◆ **The exercise**: Leave out the pictures and repeat every record exactly.

◆ **Records provided**:

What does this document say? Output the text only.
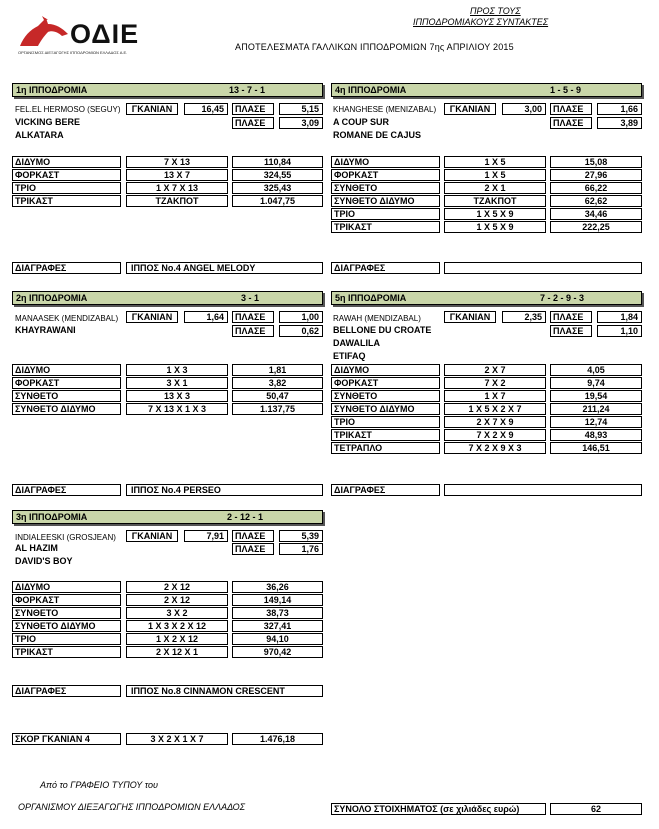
ΟΔΙΕ
ΟΡΓΑΝΙΣΜΟΣ ΔΙΕΞΑΓΩΓΗΣ ΙΠΠΟΔΡΟΜΙΩΝ ΕΛΛΑΔΟΣ Α.Ε.
ΠΡΟΣ ΤΟΥΣ
ΙΠΠΟΔΡΟΜΙΑΚΟΥΣ ΣΥΝΤΑΚΤΕΣ
ΑΠΟΤΕΛΕΣΜΑΤΑ ΓΑΛΛΙΚΩΝ ΙΠΠΟΔΡΟΜΙΩΝ 7ης ΑΠΡΙΛΙΟΥ 2015
1η ΙΠΠΟΔΡΟΜΙΑ	13 - 7 - 1
FEL.EL HERMOSO (SEGUY)	ΓΚΑΝΙΑΝ	16,45	ΠΛΑΣΕ	5,15
VICKING BERE	ΠΛΑΣΕ	3,09
ALKATARA
ΔΙΔΥΜΟ	7 X 13	110,84
ΦΟΡΚΑΣΤ	13 X 7	324,55
ΤΡΙΟ	1 X 7 X 13	325,43
ΤΡΙΚΑΣΤ	ΤΖΑΚΠΟΤ	1.047,75
ΔΙΑΓΡΑΦΕΣ	ΙΠΠΟΣ No.4 ANGEL MELODY
4η ΙΠΠΟΔΡΟΜΙΑ	1 - 5 - 9
KHANGHESE (MENIZABAL)	ΓΚΑΝΙΑΝ	3,00	ΠΛΑΣΕ	1,66
A COUP SUR	ΠΛΑΣΕ	3,89
ROMANE DE CAJUS
ΔΙΔΥΜΟ	1 X 5	15,08
ΦΟΡΚΑΣΤ	1 X 5	27,96
ΣΥΝΘΕΤΟ	2 X 1	66,22
ΣΥΝΘΕΤΟ ΔΙΔΥΜΟ	ΤΖΑΚΠΟΤ	62,62
ΤΡΙΟ	1 X 5 X 9	34,46
ΤΡΙΚΑΣΤ	1 X 5 X 9	222,25
ΔΙΑΓΡΑΦΕΣ
2η ΙΠΠΟΔΡΟΜΙΑ	3 - 1
MANAASEK (MENDIZABAL)	ΓΚΑΝΙΑΝ	1,64	ΠΛΑΣΕ	1,00
KHAYRAWANI	ΠΛΑΣΕ	0,62
ΔΙΔΥΜΟ	1 X 3	1,81
ΦΟΡΚΑΣΤ	3 X 1	3,82
ΣΥΝΘΕΤΟ	13 X 3	50,47
ΣΥΝΘΕΤΟ ΔΙΔΥΜΟ	7 X 13 X 1 X 3	1.137,75
ΔΙΑΓΡΑΦΕΣ	ΙΠΠΟΣ No.4 PERSEO
5η ΙΠΠΟΔΡΟΜΙΑ	7 - 2 - 9 - 3
RAWAH (MENDIZABAL)	ΓΚΑΝΙΑΝ	2,35	ΠΛΑΣΕ	1,84
BELLONE DU CROATE	ΠΛΑΣΕ	1,10
DAWALILA
ETIFAQ
ΔΙΔΥΜΟ	2 X 7	4,05
ΦΟΡΚΑΣΤ	7 X 2	9,74
ΣΥΝΘΕΤΟ	1 X 7	19,54
ΣΥΝΘΕΤΟ ΔΙΔΥΜΟ	1 X 5 X 2 X 7	211,24
ΤΡΙΟ	2 X 7 X 9	12,74
ΤΡΙΚΑΣΤ	7 X 2 X 9	48,93
ΤΕΤΡΑΠΛΟ	7 X 2 X 9 X 3	146,51
ΔΙΑΓΡΑΦΕΣ
3η ΙΠΠΟΔΡΟΜΙΑ	2 - 12 - 1
INDIALEESKI (GROSJEAN)	ΓΚΑΝΙΑΝ	7,91	ΠΛΑΣΕ	5,39
AL HAZIM	ΠΛΑΣΕ	1,76
DAVID'S BOY
ΔΙΔΥΜΟ	2 X 12	36,26
ΦΟΡΚΑΣΤ	2 X 12	149,14
ΣΥΝΘΕΤΟ	3 X 2	38,73
ΣΥΝΘΕΤΟ ΔΙΔΥΜΟ	1 X 3 X 2 X 12	327,41
ΤΡΙΟ	1 X 2 X 12	94,10
ΤΡΙΚΑΣΤ	2 X 12 X 1	970,42
ΔΙΑΓΡΑΦΕΣ	ΙΠΠΟΣ No.8 CINNAMON CRESCENT
ΣΚΟΡ ΓΚΑΝΙΑΝ 4	3 X 2 X 1 X 7	1.476,18
Από το ΓΡΑΦΕΙΟ ΤΥΠΟΥ του
ΟΡΓΑΝΙΣΜΟΥ ΔΙΕΞΑΓΩΓΗΣ ΙΠΠΟΔΡΟΜΙΩΝ ΕΛΛΑΔΟΣ	ΣΥΝΟΛΟ ΣΤΟΙΧΗΜΑΤΟΣ (σε χιλιάδες ευρώ)	62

◆ **Task result**:
What does this document say? Output the text only.
ΟΔΙΕ
ΟΡΓΑΝΙΣΜΟΣ ΔΙΕΞΑΓΩΓΗΣ ΙΠΠΟΔΡΟΜΙΩΝ ΕΛΛΑΔΟΣ Α.Ε.
ΠΡΟΣ ΤΟΥΣ
ΙΠΠΟΔΡΟΜΙΑΚΟΥΣ ΣΥΝΤΑΚΤΕΣ
ΑΠΟΤΕΛΕΣΜΑΤΑ ΓΑΛΛΙΚΩΝ ΙΠΠΟΔΡΟΜΙΩΝ 7ης ΑΠΡΙΛΙΟΥ 2015
1η ΙΠΠΟΔΡΟΜΙΑ	13 - 7 - 1
FEL.EL HERMOSO (SEGUY)	ΓΚΑΝΙΑΝ	16,45	ΠΛΑΣΕ	5,15
VICKING BERE	ΠΛΑΣΕ	3,09
ALKATARA
ΔΙΔΥΜΟ	7 X 13	110,84
ΦΟΡΚΑΣΤ	13 X 7	324,55
ΤΡΙΟ	1 X 7 X 13	325,43
ΤΡΙΚΑΣΤ	ΤΖΑΚΠΟΤ	1.047,75
ΔΙΑΓΡΑΦΕΣ	ΙΠΠΟΣ No.4 ANGEL MELODY
4η ΙΠΠΟΔΡΟΜΙΑ	1 - 5 - 9
KHANGHESE (MENIZABAL)	ΓΚΑΝΙΑΝ	3,00	ΠΛΑΣΕ	1,66
A COUP SUR	ΠΛΑΣΕ	3,89
ROMANE DE CAJUS
ΔΙΔΥΜΟ	1 X 5	15,08
ΦΟΡΚΑΣΤ	1 X 5	27,96
ΣΥΝΘΕΤΟ	2 X 1	66,22
ΣΥΝΘΕΤΟ ΔΙΔΥΜΟ	ΤΖΑΚΠΟΤ	62,62
ΤΡΙΟ	1 X 5 X 9	34,46
ΤΡΙΚΑΣΤ	1 X 5 X 9	222,25
ΔΙΑΓΡΑΦΕΣ
2η ΙΠΠΟΔΡΟΜΙΑ	3 - 1
MANAASEK (MENDIZABAL)	ΓΚΑΝΙΑΝ	1,64	ΠΛΑΣΕ	1,00
KHAYRAWANI	ΠΛΑΣΕ	0,62
ΔΙΔΥΜΟ	1 X 3	1,81
ΦΟΡΚΑΣΤ	3 X 1	3,82
ΣΥΝΘΕΤΟ	13 X 3	50,47
ΣΥΝΘΕΤΟ ΔΙΔΥΜΟ	7 X 13 X 1 X 3	1.137,75
ΔΙΑΓΡΑΦΕΣ	ΙΠΠΟΣ No.4 PERSEO
5η ΙΠΠΟΔΡΟΜΙΑ	7 - 2 - 9 - 3
RAWAH (MENDIZABAL)	ΓΚΑΝΙΑΝ	2,35	ΠΛΑΣΕ	1,84
BELLONE DU CROATE	ΠΛΑΣΕ	1,10
DAWALILA
ETIFAQ
ΔΙΔΥΜΟ	2 X 7	4,05
ΦΟΡΚΑΣΤ	7 X 2	9,74
ΣΥΝΘΕΤΟ	1 X 7	19,54
ΣΥΝΘΕΤΟ ΔΙΔΥΜΟ	1 X 5 X 2 X 7	211,24
ΤΡΙΟ	2 X 7 X 9	12,74
ΤΡΙΚΑΣΤ	7 X 2 X 9	48,93
ΤΕΤΡΑΠΛΟ	7 X 2 X 9 X 3	146,51
ΔΙΑΓΡΑΦΕΣ
3η ΙΠΠΟΔΡΟΜΙΑ	2 - 12 - 1
INDIALEESKI (GROSJEAN)	ΓΚΑΝΙΑΝ	7,91	ΠΛΑΣΕ	5,39
AL HAZIM	ΠΛΑΣΕ	1,76
DAVID'S BOY
ΔΙΔΥΜΟ	2 X 12	36,26
ΦΟΡΚΑΣΤ	2 X 12	149,14
ΣΥΝΘΕΤΟ	3 X 2	38,73
ΣΥΝΘΕΤΟ ΔΙΔΥΜΟ	1 X 3 X 2 X 12	327,41
ΤΡΙΟ	1 X 2 X 12	94,10
ΤΡΙΚΑΣΤ	2 X 12 X 1	970,42
ΔΙΑΓΡΑΦΕΣ	ΙΠΠΟΣ No.8 CINNAMON CRESCENT
ΣΚΟΡ ΓΚΑΝΙΑΝ 4	3 X 2 X 1 X 7	1.476,18
Από το ΓΡΑΦΕΙΟ ΤΥΠΟΥ του
ΟΡΓΑΝΙΣΜΟΥ ΔΙΕΞΑΓΩΓΗΣ ΙΠΠΟΔΡΟΜΙΩΝ ΕΛΛΑΔΟΣ	ΣΥΝΟΛΟ ΣΤΟΙΧΗΜΑΤΟΣ (σε χιλιάδες ευρώ)	62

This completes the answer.